REQUIREMENTS ▸ Find the word "fields" in the listing; pull out each line holding it.

DATA FOR THIS TASK ▸
──────────

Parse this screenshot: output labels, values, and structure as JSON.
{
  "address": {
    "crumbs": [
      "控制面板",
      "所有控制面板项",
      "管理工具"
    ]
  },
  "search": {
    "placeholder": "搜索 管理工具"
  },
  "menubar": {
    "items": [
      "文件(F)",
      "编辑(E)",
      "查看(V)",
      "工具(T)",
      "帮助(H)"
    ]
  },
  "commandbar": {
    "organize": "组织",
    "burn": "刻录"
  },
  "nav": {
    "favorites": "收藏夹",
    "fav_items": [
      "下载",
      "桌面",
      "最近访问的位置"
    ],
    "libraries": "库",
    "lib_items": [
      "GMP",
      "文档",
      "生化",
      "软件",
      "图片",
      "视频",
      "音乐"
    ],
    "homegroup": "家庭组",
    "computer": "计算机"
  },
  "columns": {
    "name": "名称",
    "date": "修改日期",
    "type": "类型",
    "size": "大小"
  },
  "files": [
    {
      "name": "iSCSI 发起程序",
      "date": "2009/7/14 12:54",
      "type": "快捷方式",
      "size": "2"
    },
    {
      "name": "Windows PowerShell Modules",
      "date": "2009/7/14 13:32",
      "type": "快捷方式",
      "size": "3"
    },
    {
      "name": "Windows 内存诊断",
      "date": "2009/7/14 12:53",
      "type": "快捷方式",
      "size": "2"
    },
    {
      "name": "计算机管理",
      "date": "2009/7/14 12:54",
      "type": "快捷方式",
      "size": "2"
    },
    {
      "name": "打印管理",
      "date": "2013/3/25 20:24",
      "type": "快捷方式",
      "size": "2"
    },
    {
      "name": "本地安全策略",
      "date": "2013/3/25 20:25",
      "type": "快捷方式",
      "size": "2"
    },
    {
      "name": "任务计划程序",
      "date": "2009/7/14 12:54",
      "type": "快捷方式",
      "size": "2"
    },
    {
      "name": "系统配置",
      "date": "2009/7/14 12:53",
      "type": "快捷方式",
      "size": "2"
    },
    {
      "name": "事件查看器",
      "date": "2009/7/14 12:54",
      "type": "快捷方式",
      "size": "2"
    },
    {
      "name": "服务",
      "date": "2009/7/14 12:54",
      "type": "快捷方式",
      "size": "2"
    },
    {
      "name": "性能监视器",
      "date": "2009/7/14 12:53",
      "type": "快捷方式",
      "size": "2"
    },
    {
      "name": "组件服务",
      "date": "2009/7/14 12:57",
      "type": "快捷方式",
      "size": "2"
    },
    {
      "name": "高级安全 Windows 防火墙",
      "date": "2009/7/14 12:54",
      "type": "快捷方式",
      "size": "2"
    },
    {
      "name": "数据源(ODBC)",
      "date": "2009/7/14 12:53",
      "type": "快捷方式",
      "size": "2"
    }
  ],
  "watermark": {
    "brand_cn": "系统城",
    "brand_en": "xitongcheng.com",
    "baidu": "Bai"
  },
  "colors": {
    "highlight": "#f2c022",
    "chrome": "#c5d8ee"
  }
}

──────────

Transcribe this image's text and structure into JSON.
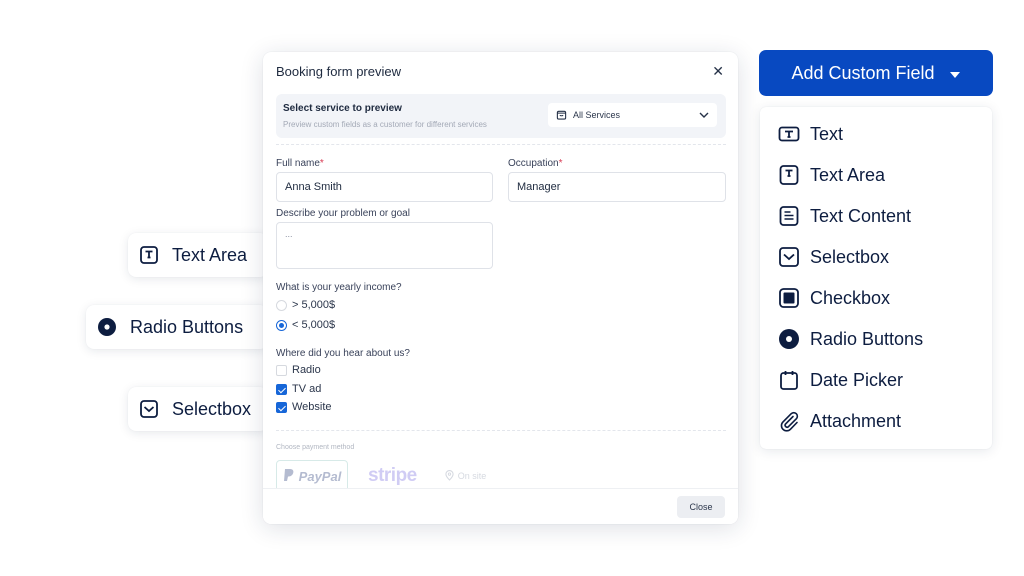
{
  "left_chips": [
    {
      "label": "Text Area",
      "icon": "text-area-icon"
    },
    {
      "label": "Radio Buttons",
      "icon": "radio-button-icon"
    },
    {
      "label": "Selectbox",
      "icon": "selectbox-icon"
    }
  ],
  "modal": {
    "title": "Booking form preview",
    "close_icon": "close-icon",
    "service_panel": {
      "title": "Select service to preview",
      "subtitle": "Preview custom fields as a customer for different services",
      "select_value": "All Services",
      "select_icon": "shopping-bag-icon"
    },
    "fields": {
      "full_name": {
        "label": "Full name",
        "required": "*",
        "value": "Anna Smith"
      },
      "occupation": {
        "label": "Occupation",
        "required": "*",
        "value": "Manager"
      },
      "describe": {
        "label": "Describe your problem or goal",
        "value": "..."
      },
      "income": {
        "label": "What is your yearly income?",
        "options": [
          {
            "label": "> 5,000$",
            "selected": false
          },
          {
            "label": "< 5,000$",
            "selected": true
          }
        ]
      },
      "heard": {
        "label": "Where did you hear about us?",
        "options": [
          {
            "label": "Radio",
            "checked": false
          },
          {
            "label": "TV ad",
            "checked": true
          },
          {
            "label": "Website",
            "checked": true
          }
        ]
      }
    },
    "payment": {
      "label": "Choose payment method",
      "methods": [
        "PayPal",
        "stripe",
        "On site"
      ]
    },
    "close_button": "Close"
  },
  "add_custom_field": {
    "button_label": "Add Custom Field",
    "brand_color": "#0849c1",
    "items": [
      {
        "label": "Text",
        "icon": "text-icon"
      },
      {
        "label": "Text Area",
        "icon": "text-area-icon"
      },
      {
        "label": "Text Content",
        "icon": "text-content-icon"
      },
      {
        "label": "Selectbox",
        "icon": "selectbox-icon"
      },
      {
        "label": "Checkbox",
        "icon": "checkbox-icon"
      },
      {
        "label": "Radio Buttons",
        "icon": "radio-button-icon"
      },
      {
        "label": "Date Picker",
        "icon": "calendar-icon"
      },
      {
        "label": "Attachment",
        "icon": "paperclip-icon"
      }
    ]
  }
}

──────────

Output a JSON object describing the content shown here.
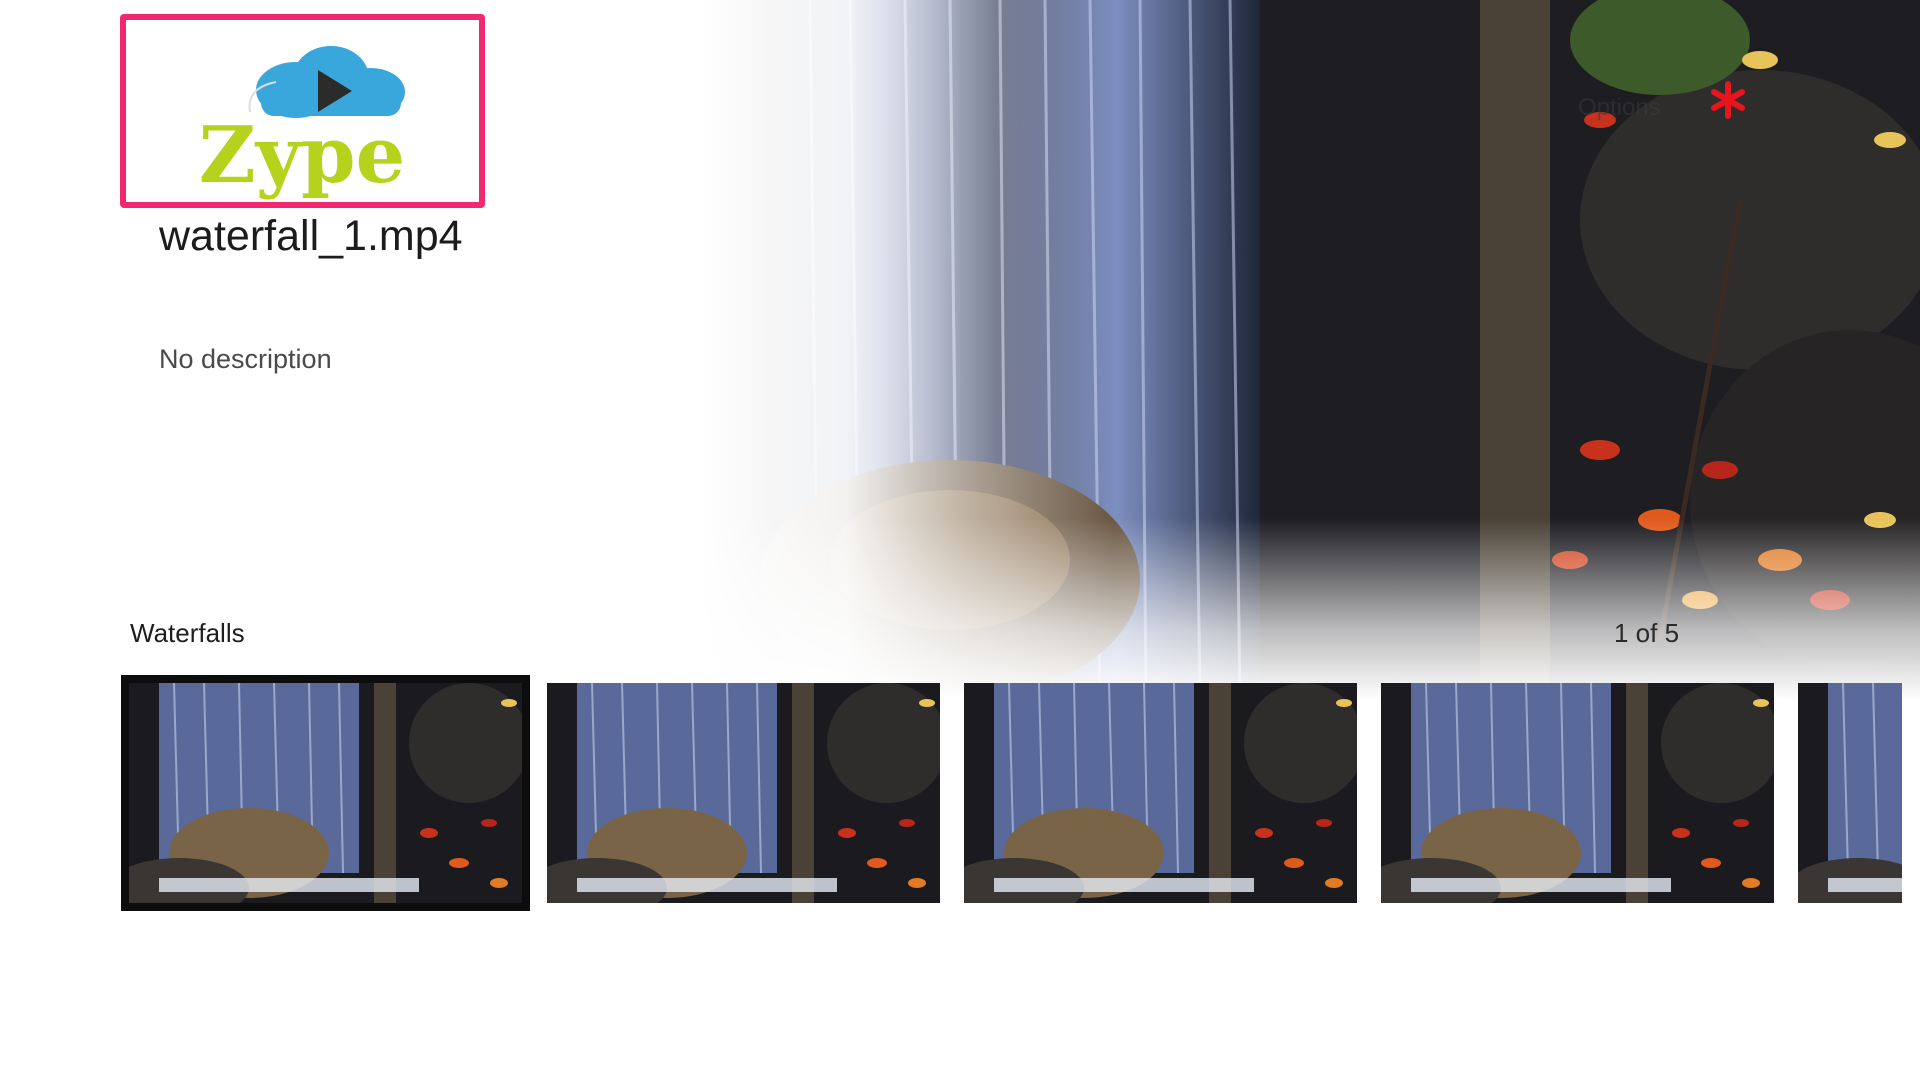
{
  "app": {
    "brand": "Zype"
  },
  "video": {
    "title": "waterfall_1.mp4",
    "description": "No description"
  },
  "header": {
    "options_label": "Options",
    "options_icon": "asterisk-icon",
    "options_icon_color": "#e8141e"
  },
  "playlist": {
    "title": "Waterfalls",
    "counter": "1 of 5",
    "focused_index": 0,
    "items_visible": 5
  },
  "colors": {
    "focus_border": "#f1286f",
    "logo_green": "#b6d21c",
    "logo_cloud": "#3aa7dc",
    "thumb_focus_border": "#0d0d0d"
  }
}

──────────

OUTPUT FOR THIS TASK ▸
      "subtitle": "Preview custom fields as a customer for different services",
    "fields": {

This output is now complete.